* _What is needed_: Please convert the listing lines below into a numbered list, starting at the line containing "For every button, label, input, icon, or" and ending at the line containing "colorbar-tick-label: 0.00 —", with both of those lines included and any blank lines left out.

:: Listing

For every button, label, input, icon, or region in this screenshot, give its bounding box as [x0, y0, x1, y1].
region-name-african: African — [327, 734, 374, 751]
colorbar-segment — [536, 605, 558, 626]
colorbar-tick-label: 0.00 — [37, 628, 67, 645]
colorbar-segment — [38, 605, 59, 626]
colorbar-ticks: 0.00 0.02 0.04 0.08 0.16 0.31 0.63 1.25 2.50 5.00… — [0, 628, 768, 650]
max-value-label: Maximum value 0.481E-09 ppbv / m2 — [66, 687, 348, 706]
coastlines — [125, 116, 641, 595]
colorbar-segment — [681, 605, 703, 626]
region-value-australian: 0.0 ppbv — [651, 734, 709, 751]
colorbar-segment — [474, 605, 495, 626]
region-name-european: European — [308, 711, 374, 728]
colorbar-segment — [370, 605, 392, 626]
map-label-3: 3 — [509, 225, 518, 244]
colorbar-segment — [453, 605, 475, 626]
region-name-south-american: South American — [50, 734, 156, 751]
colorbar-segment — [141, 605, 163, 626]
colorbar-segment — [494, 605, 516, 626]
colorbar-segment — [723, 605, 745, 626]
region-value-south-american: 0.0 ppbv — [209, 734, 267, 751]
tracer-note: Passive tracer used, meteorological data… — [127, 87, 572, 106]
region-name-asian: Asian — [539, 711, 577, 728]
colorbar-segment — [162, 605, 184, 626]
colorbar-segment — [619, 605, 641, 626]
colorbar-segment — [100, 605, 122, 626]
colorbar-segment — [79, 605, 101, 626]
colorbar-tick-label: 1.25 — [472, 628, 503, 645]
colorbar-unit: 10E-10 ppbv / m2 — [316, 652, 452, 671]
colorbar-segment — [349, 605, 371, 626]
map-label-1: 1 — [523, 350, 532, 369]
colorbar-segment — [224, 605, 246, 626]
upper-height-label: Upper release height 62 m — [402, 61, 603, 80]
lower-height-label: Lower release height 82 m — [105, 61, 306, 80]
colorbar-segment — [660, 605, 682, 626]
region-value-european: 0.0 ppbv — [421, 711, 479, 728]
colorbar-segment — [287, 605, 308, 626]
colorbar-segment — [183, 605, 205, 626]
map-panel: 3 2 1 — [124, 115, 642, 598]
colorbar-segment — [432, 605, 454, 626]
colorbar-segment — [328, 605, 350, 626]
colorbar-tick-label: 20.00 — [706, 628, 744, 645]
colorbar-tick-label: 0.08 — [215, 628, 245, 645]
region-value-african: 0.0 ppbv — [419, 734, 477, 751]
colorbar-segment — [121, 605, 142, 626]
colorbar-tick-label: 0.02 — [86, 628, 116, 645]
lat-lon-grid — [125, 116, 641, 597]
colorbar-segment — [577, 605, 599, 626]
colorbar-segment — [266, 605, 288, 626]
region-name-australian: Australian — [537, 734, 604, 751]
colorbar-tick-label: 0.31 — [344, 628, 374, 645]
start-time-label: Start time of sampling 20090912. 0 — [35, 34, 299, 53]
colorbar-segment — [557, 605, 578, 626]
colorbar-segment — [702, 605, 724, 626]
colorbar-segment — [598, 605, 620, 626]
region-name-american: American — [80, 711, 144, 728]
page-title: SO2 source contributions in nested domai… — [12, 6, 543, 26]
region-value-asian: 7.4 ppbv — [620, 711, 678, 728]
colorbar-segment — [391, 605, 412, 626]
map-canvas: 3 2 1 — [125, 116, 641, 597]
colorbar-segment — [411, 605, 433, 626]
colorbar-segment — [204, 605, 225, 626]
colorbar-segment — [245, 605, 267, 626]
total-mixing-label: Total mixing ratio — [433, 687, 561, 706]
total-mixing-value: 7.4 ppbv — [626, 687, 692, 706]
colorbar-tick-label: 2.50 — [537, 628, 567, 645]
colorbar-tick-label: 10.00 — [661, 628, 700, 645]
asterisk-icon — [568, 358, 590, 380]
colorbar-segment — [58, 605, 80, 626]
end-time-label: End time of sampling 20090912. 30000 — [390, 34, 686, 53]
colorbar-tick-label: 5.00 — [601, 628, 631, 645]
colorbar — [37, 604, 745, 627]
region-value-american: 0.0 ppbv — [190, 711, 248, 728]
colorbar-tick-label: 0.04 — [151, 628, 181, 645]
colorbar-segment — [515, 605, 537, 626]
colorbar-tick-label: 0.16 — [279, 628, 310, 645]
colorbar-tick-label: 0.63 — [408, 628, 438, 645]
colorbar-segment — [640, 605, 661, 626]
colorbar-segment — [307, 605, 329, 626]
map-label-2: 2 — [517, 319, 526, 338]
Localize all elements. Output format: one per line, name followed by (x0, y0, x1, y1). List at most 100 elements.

::::
:: Listing

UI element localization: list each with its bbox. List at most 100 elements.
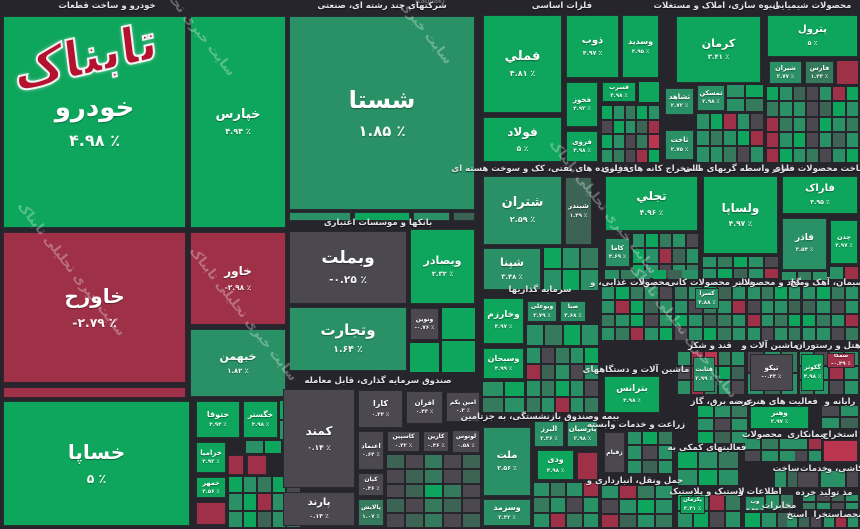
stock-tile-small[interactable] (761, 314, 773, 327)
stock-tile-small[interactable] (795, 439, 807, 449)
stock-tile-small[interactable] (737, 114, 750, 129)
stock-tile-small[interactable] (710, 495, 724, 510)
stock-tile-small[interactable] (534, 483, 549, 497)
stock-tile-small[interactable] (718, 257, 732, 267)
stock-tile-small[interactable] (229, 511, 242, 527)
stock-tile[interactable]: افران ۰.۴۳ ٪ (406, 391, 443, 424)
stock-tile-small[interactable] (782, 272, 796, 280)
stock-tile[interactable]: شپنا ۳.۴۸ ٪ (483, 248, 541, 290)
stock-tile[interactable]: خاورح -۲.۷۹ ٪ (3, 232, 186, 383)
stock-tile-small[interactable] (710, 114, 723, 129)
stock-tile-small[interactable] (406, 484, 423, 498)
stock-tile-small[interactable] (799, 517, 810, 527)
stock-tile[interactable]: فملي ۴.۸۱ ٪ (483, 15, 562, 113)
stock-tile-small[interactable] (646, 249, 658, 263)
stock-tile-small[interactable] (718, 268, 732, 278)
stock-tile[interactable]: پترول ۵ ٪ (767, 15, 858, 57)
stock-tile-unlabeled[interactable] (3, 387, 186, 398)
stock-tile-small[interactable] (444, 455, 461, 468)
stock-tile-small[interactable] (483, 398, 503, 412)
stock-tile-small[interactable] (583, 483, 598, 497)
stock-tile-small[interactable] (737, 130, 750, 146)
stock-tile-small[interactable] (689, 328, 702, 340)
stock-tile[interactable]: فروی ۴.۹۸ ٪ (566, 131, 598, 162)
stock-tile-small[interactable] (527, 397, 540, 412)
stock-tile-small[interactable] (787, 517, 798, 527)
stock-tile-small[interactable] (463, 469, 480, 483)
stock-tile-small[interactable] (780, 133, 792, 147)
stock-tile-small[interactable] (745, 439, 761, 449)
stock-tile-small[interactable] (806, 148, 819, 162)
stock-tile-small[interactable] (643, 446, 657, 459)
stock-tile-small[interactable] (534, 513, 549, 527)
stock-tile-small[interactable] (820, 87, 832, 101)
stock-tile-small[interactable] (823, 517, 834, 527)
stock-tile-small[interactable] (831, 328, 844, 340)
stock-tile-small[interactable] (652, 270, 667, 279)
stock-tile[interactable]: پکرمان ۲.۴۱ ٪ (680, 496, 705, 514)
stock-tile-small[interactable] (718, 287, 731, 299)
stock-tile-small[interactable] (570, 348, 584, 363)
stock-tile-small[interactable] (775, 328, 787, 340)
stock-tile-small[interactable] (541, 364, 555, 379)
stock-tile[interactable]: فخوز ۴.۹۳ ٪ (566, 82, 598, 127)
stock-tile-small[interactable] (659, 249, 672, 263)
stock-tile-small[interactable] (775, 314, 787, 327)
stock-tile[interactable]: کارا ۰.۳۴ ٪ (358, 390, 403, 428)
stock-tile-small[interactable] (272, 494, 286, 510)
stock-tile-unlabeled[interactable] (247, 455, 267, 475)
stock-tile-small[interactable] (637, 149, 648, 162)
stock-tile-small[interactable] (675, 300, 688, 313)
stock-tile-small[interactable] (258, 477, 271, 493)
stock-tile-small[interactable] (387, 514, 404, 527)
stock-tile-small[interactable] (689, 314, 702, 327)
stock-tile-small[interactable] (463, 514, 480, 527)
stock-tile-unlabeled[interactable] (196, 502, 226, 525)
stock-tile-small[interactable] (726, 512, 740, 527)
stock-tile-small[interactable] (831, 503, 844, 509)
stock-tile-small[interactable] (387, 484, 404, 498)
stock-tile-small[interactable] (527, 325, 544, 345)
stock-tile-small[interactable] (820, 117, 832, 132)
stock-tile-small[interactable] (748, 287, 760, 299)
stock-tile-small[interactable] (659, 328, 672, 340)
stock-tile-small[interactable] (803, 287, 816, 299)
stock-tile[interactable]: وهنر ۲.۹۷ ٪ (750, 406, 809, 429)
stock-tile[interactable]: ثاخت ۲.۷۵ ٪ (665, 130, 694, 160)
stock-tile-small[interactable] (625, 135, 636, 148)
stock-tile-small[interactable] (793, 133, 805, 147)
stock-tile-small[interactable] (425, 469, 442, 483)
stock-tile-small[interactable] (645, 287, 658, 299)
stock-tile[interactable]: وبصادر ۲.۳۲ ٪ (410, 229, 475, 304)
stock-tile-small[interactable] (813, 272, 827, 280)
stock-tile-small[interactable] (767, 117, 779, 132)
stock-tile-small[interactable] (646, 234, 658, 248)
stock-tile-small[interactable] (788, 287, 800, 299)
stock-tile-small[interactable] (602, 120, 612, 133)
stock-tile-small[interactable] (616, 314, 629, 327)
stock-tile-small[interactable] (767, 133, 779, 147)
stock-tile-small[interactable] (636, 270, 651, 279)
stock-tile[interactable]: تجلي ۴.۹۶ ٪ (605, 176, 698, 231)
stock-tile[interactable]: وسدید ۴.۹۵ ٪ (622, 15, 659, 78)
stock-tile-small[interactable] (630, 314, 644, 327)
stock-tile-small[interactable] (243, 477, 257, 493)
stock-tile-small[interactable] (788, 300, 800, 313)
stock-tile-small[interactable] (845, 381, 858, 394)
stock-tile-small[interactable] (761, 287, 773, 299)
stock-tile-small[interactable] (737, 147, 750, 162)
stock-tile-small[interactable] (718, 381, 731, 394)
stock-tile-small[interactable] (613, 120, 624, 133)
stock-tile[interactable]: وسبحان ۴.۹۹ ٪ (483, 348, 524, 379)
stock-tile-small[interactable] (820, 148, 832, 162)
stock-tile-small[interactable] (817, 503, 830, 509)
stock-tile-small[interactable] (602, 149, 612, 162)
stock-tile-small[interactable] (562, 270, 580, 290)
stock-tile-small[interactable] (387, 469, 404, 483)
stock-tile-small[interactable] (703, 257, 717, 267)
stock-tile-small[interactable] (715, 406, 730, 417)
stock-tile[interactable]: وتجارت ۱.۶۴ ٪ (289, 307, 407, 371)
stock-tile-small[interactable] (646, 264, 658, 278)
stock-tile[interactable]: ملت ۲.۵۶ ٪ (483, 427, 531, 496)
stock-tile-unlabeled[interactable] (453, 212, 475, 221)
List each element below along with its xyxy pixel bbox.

::::

* _Solution for this exercise_:
1. For every button, label, input, icon, or region in this screenshot, give its bounding box as [x0, y0, x1, y1].
2. region-name-african: African — [327, 734, 374, 751]
3. colorbar-segment — [536, 605, 558, 626]
4. colorbar-tick-label: 0.00 — [37, 628, 67, 645]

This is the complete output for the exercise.